▶ _Given exercise 1_
In the forum thread on non-power-of-two textures, which arguments does the example glTexImage2D call pass, in order?
▶ _Given exercise 2_
Can you copy out the forum thread on non-power-of-two textures from "I'm sorry if" to "unusual sized textures."?

─── Page extract ───

I'm sorry if I'm asking some silly questions here. I've done a little OpenGL work in C++, but I'm totally new to OpenGL in Java and LWJGL. I've been trying to modify things from the NeHe tutorials to suit my application and it seems to work to work fine except for some unusual sized textures.

OpenGL 3.0 supposedly supports non-power-of-2 textures, and LWJGL 2.1 supports OpenGL 3, so I assume there's a way to use these textures. Can someone point me in the right direction regarding how to do that? I know I could split my textures into pieces or pad them to a larger size and only map part of that to an object, but it sure would be convenient to use the textures I have.

Thanks!

spasi

NPOT textures is an OpenGL 2.0 feature actually. Which means that if the OpenGL version is 2.0 or higher, or the ARB_texture_non_power_of_two extension is exposed, you can simply use the TEXTURE_2D target with NPOT textures, it will simply work.

e.g. glTexImage2D(GL_TEXTURE_2D, 0, internalFormat, 400, 300, 0, format, type);

You're also right that this has nothing to do with LWJGL/Java or C++, it's an OpenGL specification thingy.

Miodhchion

Thanks for the advice. Turns out my problem wasn't Java, LWJGL or OpenGL, but a file loading routine that was "helpfully" padding my textures to powers of two.

─── Dataset ───

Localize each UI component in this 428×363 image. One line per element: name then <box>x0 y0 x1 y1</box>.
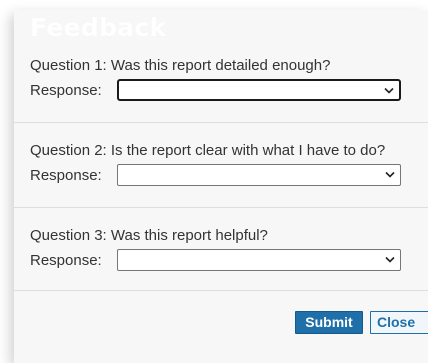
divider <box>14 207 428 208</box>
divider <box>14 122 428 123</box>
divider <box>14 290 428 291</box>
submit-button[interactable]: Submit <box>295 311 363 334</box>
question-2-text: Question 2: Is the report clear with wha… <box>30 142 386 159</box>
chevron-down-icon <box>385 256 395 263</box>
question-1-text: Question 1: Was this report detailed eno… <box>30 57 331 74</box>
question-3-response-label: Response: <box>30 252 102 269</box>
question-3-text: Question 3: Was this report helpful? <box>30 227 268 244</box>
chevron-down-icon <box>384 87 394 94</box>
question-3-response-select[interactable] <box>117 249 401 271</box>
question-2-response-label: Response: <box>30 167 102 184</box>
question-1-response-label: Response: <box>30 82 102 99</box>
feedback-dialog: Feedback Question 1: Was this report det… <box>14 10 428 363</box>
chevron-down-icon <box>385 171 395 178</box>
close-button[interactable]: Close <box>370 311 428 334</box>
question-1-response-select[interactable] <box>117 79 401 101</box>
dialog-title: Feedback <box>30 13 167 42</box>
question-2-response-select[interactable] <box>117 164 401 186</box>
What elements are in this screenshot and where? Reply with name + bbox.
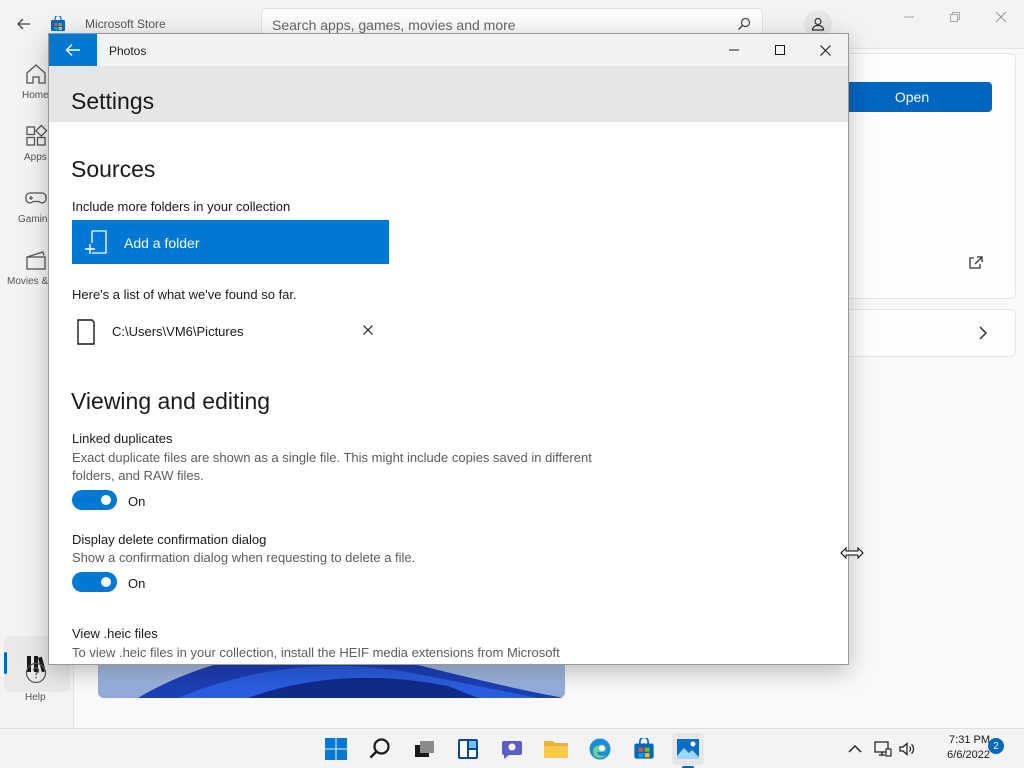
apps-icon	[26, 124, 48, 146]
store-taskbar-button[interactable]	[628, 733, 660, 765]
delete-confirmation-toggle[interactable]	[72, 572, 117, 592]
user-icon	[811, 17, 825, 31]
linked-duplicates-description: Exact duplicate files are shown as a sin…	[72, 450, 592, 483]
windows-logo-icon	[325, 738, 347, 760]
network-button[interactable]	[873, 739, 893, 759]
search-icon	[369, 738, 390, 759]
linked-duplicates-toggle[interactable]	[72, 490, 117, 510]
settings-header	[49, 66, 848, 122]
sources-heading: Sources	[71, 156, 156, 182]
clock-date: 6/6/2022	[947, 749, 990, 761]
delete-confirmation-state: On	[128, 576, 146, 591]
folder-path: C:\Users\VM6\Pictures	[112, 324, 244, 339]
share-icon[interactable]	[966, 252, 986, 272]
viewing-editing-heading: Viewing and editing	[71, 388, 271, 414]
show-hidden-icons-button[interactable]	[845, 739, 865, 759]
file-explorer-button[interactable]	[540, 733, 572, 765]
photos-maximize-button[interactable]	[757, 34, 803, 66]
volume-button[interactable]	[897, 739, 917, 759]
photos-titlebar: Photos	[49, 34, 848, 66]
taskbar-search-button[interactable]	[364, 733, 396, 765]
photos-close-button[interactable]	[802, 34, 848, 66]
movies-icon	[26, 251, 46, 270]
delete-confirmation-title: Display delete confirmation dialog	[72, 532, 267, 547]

───

▶ _Complete answer 1_
GL_TEXTURE_2D, 0, internalFormat, 400, 300, 0, format, type

▶ _Complete answer 2_
I'm sorry if I'm asking some silly questions here. I've done a little OpenGL work in C++, but I'm totally new to OpenGL in Java and LWJGL. I've been trying to modify things from the NeHe tutorials to suit my application and it seems to work to work fine except for some unusual sized textures.